> **Page text**:

I read that line as suggesting that when using HLL the programmer generally does not have control over the assembly that is generated. I guess that is why sometimes, as the author suggests, the programmer may write part of a program in HLL and another part in assembly in order to achieve increase execution speed.


It's more than just execution speed. It could something as simple making a function using assembly that swaps the virtual memory page table on a processor. That's not something you gonna find in a high level language.


Yup. The example I implemented in college is stack pointer manipulation to implement multithreading (think pthread).

Some things can only be done in assembly.


Yea done that myself, save all the register states, save the stack pointer, and then set a new stack pointer and load all that tasks register states.

Although doing the same on windows is kinda annoying. Also the amount callee saved registers is kinda like what the heck. Here is some code I wrote doing that for window's ABI. https://pastebin.com/jnxeMRcV


There are a huge number of software engineers today, dare I say most, who cannot read or write assembly and are isolated from it by multiple layers of abstractions.


I would probably struggle to write assembly without difficulty and blowing something up but... is most macro assembler really that hard to read? The examples the author of the article gave seemed reasonably easy to parse out for anyone who has a conceptual model of control flow, variables, memory locations, and basic operations.


I know it's abstracted away, but it's still relevant to how the programs run because almost all programs go through an assembly language phase.


What languages don’t? All of them execute on the processor in some way.


You can generate machine language without an assembly language intermediate phase, if you just directly put bytes into a file. But most compilers have some kind of assembler in them.


I could be mistaken, but, don't JVM languages avoid assembly steps? They use bytecode and are translated directly to machine code; I'm not sure there is an translate-to-assembly step. I'm also not sure how much of this confusion is semantics vs actually different components of the compilation and running process.


They still have assemblers in them - they're just done with method calls rather than text.

https://github.com/openjdk/jdk/blob/e73ce9b406c34bd460f0797f...

Also if you look at the compiler's intermediate representation at the very last phases you'll see it basically looks like an assembly program.


Pure interpreters like CPython?


The interpreters themselves go through assembly language. Assembly is relevant because the whole stack is still actively built on it.

> **Task set**:
(a) Rename "stack pointer" to "SP register" and give again the part of the forum thread that begins at the words "Some things can" and stops after "and basic operations.".
(b) Condense the forum thread's paragraph beginning "I could be mistaken" into a short bulleted list that keeps its main facts.
The lines play no part in this work.

> **Dataset entries**:

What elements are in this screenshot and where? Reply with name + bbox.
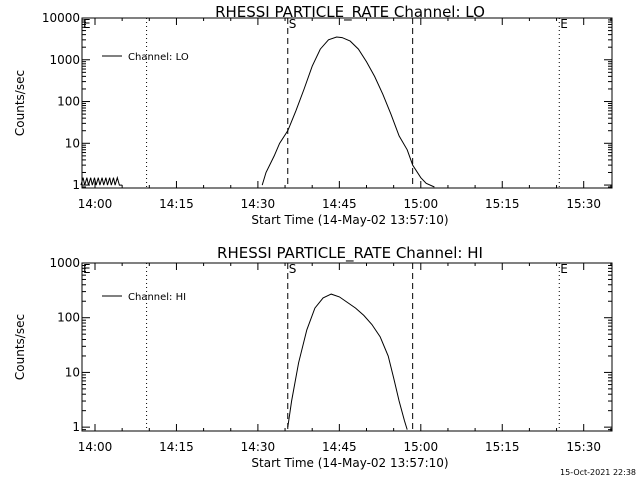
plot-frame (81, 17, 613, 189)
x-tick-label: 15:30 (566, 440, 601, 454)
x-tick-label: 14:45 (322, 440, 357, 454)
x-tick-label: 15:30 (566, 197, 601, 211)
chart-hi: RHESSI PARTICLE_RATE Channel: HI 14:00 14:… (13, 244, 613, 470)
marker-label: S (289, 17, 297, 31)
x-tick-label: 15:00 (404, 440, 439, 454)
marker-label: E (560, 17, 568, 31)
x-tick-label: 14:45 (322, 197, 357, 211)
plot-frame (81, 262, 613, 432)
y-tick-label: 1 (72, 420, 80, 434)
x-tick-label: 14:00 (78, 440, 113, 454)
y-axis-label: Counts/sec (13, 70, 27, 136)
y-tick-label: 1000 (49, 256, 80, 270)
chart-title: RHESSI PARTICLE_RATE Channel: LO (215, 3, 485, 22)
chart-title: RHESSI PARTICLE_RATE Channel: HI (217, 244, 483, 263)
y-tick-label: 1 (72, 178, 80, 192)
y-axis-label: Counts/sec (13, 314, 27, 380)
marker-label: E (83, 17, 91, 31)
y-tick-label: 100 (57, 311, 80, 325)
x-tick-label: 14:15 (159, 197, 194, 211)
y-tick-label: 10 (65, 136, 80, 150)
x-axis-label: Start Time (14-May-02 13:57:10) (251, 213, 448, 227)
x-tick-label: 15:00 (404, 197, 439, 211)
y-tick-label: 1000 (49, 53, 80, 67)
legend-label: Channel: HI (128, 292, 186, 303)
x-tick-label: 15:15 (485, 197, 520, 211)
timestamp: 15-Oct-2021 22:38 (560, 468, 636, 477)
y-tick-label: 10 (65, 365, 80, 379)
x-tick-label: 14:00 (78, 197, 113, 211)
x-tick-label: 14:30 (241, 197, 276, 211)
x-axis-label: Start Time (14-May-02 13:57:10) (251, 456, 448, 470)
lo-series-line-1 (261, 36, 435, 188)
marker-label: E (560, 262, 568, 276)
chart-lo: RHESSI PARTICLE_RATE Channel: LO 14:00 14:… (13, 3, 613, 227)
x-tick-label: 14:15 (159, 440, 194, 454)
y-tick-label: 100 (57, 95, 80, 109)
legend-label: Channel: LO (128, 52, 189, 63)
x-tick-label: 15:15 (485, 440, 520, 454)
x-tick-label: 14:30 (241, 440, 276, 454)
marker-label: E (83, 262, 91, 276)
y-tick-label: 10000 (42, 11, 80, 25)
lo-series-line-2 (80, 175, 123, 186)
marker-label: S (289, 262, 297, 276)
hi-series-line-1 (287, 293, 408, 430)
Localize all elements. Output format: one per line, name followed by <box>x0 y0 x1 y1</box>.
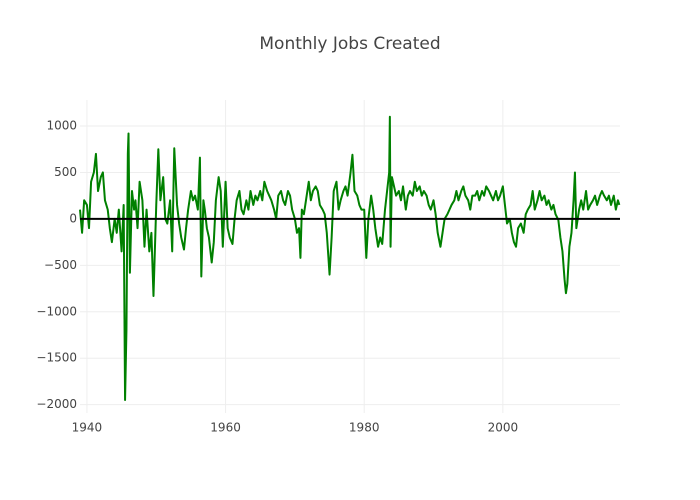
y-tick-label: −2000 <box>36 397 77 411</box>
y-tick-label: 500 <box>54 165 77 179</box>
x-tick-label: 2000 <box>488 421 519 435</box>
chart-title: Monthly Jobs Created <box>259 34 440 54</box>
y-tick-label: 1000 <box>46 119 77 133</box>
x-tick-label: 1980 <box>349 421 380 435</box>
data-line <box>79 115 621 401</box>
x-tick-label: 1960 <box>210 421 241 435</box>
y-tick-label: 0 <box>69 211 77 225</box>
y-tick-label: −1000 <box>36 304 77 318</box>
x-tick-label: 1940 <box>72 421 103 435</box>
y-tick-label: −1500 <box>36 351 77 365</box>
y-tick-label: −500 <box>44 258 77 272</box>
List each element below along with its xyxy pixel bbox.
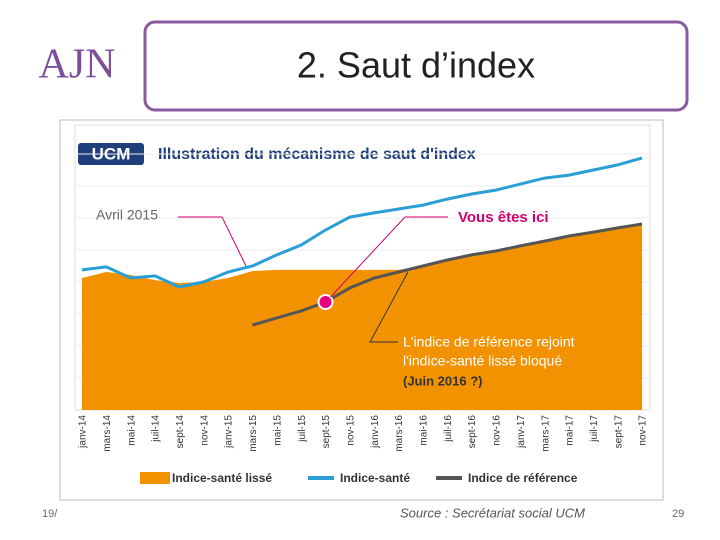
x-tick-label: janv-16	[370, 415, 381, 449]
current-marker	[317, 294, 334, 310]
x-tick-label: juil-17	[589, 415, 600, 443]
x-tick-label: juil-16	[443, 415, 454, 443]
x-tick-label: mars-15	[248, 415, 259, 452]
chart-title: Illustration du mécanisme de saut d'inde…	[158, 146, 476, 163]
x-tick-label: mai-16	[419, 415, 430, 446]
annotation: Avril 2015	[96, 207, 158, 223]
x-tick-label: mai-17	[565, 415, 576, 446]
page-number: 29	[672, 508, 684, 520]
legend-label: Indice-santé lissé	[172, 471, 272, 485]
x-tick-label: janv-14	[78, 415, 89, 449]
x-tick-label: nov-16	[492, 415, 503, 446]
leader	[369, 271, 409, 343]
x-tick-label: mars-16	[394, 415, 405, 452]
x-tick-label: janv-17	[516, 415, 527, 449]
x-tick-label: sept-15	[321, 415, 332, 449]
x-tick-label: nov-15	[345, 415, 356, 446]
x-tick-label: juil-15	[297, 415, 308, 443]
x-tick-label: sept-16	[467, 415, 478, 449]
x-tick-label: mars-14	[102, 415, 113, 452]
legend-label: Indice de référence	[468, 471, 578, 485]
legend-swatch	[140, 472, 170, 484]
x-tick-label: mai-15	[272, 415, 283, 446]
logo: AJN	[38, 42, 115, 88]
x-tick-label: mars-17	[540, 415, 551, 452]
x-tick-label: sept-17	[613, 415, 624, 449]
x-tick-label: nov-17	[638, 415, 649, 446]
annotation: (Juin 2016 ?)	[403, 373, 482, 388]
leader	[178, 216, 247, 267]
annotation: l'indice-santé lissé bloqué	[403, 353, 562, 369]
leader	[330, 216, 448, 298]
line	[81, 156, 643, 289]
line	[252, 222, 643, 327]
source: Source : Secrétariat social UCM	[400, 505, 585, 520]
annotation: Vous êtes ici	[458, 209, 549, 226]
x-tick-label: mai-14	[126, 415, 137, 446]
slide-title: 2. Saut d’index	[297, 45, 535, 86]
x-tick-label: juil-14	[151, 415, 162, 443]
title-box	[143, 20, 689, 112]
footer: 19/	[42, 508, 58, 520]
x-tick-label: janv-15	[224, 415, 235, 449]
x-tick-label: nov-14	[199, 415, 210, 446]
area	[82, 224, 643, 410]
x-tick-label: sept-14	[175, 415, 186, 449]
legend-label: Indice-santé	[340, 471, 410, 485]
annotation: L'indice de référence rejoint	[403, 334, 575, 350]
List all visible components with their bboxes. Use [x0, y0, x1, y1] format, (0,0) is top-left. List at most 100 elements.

> **Outputs by task**:
(a)
Some things can only be done in assembly.


Yea done that myself, save all the register states, save the SP register, and then set a new SP register and load all that tasks register states.

Although doing the same on windows is kinda annoying. Also the amount callee saved registers is kinda like what the heck. Here is some code I wrote doing that for window's ABI. https://pastebin.com/jnxeMRcV


There are a huge number of software engineers today, dare I say most, who cannot read or write assembly and are isolated from it by multiple layers of abstractions.


I would probably struggle to write assembly without difficulty and blowing something up but... is most macro assembler really that hard to read? The examples the author of the article gave seemed reasonably easy to parse out for anyone who has a conceptual model of control flow, variables, memory locations, and basic operations.

(b)
- The writer suspects that JVM languages may avoid assembly steps.
- These languages use bytecode, which is translated directly to machine code, possibly with no translate-to-assembly step.
- The writer is unsure how much of the confusion is semantics and how much reflects actually different components of the compilation and running process.